-- Working data start --

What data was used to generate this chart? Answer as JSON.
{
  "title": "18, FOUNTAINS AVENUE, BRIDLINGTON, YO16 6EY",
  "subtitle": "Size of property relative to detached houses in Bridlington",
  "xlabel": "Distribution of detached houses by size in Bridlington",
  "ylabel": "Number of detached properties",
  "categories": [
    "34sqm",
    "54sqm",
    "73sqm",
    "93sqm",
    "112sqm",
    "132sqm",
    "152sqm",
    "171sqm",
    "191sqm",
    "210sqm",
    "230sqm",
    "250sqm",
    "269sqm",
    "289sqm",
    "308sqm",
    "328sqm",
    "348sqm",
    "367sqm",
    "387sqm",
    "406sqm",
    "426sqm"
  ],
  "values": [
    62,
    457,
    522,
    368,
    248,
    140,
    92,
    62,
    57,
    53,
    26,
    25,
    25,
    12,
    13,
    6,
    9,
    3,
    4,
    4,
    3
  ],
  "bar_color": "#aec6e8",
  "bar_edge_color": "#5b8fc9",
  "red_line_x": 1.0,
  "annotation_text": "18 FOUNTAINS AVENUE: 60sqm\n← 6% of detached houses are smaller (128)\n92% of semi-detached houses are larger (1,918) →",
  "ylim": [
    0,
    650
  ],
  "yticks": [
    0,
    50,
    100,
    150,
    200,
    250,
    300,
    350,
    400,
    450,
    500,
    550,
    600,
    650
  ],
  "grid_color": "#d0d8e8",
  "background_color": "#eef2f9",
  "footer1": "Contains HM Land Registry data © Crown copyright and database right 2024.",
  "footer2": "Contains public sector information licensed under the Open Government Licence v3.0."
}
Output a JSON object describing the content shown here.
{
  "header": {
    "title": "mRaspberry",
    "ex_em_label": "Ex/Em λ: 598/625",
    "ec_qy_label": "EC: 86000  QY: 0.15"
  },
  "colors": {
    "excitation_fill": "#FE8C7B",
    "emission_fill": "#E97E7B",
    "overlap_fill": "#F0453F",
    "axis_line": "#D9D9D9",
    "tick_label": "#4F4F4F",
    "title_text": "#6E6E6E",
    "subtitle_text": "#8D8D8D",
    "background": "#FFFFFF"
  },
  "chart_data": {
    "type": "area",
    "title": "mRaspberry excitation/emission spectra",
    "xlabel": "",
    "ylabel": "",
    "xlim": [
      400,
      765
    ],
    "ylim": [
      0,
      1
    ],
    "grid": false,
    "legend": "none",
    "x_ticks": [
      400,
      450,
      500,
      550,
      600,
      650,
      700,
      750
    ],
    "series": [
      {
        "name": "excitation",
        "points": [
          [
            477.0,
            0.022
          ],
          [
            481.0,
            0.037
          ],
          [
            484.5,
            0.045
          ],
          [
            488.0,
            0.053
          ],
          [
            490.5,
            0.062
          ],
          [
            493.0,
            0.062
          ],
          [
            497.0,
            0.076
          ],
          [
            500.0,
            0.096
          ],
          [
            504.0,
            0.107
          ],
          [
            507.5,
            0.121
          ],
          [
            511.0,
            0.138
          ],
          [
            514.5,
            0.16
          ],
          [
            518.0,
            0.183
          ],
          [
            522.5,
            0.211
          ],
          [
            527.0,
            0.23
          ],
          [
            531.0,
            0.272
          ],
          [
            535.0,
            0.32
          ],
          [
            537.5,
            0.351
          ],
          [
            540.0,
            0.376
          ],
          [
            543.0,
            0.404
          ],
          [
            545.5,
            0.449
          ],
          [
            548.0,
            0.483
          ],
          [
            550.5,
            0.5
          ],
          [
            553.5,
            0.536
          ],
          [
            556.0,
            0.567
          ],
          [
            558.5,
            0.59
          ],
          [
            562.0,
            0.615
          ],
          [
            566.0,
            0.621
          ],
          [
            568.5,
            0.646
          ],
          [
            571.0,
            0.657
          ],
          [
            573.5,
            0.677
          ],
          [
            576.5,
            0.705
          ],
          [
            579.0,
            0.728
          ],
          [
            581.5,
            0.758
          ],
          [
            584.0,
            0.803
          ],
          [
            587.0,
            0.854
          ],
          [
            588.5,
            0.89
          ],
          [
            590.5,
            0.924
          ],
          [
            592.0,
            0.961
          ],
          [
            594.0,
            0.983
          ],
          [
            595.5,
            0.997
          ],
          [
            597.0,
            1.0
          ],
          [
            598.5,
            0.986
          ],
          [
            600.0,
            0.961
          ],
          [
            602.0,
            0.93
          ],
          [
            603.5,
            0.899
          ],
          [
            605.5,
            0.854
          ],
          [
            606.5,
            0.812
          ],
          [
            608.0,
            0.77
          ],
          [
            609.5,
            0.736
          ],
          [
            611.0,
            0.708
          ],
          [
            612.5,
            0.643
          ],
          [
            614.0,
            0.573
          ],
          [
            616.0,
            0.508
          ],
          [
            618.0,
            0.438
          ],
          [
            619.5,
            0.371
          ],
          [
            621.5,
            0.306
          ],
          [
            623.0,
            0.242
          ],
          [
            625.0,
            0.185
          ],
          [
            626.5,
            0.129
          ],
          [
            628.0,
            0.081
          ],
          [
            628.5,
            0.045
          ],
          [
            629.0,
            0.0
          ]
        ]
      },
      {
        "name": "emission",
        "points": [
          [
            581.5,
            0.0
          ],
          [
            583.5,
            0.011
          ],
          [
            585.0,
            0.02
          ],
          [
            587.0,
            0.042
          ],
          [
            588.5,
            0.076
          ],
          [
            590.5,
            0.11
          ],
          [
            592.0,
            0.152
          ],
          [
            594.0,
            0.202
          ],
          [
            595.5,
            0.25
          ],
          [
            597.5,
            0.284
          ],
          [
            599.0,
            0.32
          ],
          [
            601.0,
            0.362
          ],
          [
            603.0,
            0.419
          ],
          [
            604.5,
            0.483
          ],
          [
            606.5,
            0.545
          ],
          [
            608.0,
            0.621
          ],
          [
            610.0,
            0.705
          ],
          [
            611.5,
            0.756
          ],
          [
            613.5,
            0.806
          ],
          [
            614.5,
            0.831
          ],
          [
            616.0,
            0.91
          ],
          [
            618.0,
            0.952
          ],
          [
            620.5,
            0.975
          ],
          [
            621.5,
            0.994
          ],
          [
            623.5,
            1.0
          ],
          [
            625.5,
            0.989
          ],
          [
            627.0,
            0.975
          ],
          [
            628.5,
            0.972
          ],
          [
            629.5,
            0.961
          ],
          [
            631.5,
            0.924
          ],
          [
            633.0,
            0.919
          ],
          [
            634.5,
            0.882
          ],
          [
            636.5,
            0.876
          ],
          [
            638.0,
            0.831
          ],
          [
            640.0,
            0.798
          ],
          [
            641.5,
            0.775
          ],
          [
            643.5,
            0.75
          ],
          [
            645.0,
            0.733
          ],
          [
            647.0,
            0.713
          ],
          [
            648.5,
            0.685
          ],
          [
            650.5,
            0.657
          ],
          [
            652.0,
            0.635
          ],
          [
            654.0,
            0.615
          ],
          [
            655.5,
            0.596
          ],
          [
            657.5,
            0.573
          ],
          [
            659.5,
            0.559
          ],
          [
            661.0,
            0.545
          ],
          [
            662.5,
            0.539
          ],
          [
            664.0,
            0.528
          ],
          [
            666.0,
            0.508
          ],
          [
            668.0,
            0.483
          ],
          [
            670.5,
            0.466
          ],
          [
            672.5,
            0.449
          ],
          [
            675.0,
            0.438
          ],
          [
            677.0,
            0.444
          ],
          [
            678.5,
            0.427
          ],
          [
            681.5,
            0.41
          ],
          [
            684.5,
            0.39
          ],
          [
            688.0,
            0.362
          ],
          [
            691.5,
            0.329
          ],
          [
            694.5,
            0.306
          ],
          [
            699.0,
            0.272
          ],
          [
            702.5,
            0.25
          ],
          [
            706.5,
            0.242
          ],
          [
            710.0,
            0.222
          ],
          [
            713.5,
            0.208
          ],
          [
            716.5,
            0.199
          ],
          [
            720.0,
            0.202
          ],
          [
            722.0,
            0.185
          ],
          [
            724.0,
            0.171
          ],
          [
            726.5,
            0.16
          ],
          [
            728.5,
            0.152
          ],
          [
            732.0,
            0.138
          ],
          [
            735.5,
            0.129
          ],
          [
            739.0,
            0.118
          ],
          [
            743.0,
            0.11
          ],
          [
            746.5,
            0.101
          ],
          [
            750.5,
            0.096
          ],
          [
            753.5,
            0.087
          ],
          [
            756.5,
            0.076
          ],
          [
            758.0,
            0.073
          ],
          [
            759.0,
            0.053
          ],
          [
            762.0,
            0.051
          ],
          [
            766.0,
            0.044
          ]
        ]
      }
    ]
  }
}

-- Working data end --

> [Work to complete]
For each line in the data above that contains the string "xlabel", extract the line.

> [Finished exercise]
  "xlabel": "Distribution of detached houses by size in Bridlington",
    "xlabel": "",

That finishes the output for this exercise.